**EXERCISE MATERIALS**
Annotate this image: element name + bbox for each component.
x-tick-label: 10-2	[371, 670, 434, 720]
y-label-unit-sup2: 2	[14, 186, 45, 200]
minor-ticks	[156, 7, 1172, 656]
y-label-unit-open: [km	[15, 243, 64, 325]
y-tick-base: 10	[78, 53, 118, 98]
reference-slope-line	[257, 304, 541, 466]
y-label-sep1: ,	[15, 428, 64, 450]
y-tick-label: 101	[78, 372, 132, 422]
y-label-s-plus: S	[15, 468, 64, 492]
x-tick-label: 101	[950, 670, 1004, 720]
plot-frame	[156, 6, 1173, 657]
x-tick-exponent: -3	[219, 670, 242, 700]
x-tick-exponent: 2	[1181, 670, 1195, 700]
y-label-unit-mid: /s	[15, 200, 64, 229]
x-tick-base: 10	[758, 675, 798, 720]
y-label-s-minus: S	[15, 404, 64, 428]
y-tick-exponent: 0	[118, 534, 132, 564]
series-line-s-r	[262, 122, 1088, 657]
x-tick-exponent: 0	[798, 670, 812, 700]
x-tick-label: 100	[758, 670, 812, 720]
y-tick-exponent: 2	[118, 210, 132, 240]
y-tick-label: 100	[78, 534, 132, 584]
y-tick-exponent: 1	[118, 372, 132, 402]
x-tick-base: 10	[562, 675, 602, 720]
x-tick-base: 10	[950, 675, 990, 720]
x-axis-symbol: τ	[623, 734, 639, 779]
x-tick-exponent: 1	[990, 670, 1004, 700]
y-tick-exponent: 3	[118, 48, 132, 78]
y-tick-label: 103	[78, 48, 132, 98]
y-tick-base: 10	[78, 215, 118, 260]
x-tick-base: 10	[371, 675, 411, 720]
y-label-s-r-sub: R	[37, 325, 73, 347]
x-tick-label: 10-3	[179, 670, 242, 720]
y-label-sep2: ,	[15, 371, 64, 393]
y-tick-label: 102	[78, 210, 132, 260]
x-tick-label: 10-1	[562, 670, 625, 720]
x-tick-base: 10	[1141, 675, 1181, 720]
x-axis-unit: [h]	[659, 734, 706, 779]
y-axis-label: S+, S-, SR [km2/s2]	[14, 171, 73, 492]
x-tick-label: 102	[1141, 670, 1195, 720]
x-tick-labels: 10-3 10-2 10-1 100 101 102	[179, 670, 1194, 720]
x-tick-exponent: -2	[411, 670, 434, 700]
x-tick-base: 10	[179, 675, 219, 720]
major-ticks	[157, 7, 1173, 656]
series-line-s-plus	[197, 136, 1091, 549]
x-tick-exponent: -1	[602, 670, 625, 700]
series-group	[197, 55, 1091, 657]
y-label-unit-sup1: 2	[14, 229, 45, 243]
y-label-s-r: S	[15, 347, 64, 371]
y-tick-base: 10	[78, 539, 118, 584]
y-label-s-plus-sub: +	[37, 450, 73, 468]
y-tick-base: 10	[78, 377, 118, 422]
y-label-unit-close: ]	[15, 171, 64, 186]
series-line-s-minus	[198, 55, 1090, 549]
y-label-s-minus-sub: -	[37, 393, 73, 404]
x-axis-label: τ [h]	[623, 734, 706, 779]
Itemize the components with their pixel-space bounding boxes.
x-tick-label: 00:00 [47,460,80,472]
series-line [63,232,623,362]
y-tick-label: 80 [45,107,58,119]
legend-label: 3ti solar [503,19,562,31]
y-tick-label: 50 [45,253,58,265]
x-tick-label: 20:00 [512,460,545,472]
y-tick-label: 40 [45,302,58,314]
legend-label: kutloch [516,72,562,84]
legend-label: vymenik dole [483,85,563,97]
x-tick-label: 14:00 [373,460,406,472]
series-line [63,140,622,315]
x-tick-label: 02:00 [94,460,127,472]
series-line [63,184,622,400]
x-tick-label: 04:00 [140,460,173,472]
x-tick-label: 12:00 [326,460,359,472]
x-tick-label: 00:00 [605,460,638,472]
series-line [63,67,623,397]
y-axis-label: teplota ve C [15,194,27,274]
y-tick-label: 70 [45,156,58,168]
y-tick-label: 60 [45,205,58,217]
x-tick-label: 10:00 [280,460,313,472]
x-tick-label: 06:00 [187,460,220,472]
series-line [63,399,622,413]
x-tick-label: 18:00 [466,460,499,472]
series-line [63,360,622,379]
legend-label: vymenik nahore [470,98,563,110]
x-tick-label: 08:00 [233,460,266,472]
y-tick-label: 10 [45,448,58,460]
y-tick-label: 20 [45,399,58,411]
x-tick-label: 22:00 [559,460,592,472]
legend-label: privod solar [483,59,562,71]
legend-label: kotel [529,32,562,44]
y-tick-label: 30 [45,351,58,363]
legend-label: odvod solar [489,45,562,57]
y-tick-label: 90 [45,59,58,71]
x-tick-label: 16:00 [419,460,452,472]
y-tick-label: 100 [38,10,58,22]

**EXERCISE DIRECTIONS**
Print all of the data above again, line for line, without changing anything.

**EXPECTED ANSWER**
Annotate this image: element name + bbox for each component.
x-tick-label: 10-2	[371, 670, 434, 720]
y-label-unit-sup2: 2	[14, 186, 45, 200]
minor-ticks	[156, 7, 1172, 656]
y-label-unit-open: [km	[15, 243, 64, 325]
y-tick-base: 10	[78, 53, 118, 98]
reference-slope-line	[257, 304, 541, 466]
y-label-sep1: ,	[15, 428, 64, 450]
y-tick-label: 101	[78, 372, 132, 422]
y-label-s-plus: S	[15, 468, 64, 492]
x-tick-label: 101	[950, 670, 1004, 720]
plot-frame	[156, 6, 1173, 657]
x-tick-exponent: -3	[219, 670, 242, 700]
x-tick-exponent: 2	[1181, 670, 1195, 700]
y-label-unit-mid: /s	[15, 200, 64, 229]
x-tick-base: 10	[758, 675, 798, 720]
y-label-s-minus: S	[15, 404, 64, 428]
y-tick-exponent: 0	[118, 534, 132, 564]
series-line-s-r	[262, 122, 1088, 657]
x-tick-exponent: 0	[798, 670, 812, 700]
x-tick-label: 100	[758, 670, 812, 720]
y-tick-exponent: 2	[118, 210, 132, 240]
y-tick-label: 100	[78, 534, 132, 584]
y-tick-exponent: 1	[118, 372, 132, 402]
x-tick-base: 10	[562, 675, 602, 720]
x-tick-base: 10	[950, 675, 990, 720]
x-axis-symbol: τ	[623, 734, 639, 779]
x-tick-exponent: 1	[990, 670, 1004, 700]
y-tick-exponent: 3	[118, 48, 132, 78]
y-tick-label: 103	[78, 48, 132, 98]
y-tick-base: 10	[78, 215, 118, 260]
x-tick-base: 10	[371, 675, 411, 720]
y-label-s-r-sub: R	[37, 325, 73, 347]
x-tick-label: 10-3	[179, 670, 242, 720]
y-label-sep2: ,	[15, 371, 64, 393]
y-tick-label: 102	[78, 210, 132, 260]
x-tick-label: 10-1	[562, 670, 625, 720]
x-tick-base: 10	[1141, 675, 1181, 720]
x-axis-unit: [h]	[659, 734, 706, 779]
y-axis-label: S+, S-, SR [km2/s2]	[14, 171, 73, 492]
x-tick-label: 102	[1141, 670, 1195, 720]
x-tick-labels: 10-3 10-2 10-1 100 101 102	[179, 670, 1194, 720]
x-tick-exponent: -2	[411, 670, 434, 700]
x-tick-base: 10	[179, 675, 219, 720]
major-ticks	[157, 7, 1173, 656]
series-line-s-plus	[197, 136, 1091, 549]
x-tick-exponent: -1	[602, 670, 625, 700]
series-group	[197, 55, 1091, 657]
y-label-unit-sup1: 2	[14, 229, 45, 243]
y-label-s-r: S	[15, 347, 64, 371]
y-tick-base: 10	[78, 539, 118, 584]
y-label-s-plus-sub: +	[37, 450, 73, 468]
y-tick-base: 10	[78, 377, 118, 422]
y-label-unit-close: ]	[15, 171, 64, 186]
series-line-s-minus	[198, 55, 1090, 549]
y-label-s-minus-sub: -	[37, 393, 73, 404]
x-axis-label: τ [h]	[623, 734, 706, 779]
Itemize the components with their pixel-space bounding boxes.
x-tick-label: 00:00 [47,460,80,472]
series-line [63,232,623,362]
y-tick-label: 80 [45,107,58,119]
legend-label: 3ti solar [503,19,562,31]
y-tick-label: 50 [45,253,58,265]
x-tick-label: 20:00 [512,460,545,472]
y-tick-label: 40 [45,302,58,314]
legend-label: kutloch [516,72,562,84]
legend-label: vymenik dole [483,85,563,97]
x-tick-label: 14:00 [373,460,406,472]
series-line [63,140,622,315]
x-tick-label: 02:00 [94,460,127,472]
series-line [63,184,622,400]
x-tick-label: 04:00 [140,460,173,472]
x-tick-label: 12:00 [326,460,359,472]
x-tick-label: 00:00 [605,460,638,472]
series-line [63,67,623,397]
y-axis-label: teplota ve C [15,194,27,274]
y-tick-label: 70 [45,156,58,168]
y-tick-label: 60 [45,205,58,217]
x-tick-label: 10:00 [280,460,313,472]
x-tick-label: 06:00 [187,460,220,472]
series-line [63,399,622,413]
x-tick-label: 18:00 [466,460,499,472]
series-line [63,360,622,379]
legend-label: vymenik nahore [470,98,563,110]
x-tick-label: 08:00 [233,460,266,472]
y-tick-label: 10 [45,448,58,460]
y-tick-label: 20 [45,399,58,411]
x-tick-label: 22:00 [559,460,592,472]
legend-label: privod solar [483,59,562,71]
legend-label: kotel [529,32,562,44]
y-tick-label: 30 [45,351,58,363]
legend-label: odvod solar [489,45,562,57]
y-tick-label: 90 [45,59,58,71]
x-tick-label: 16:00 [419,460,452,472]
y-tick-label: 100 [38,10,58,22]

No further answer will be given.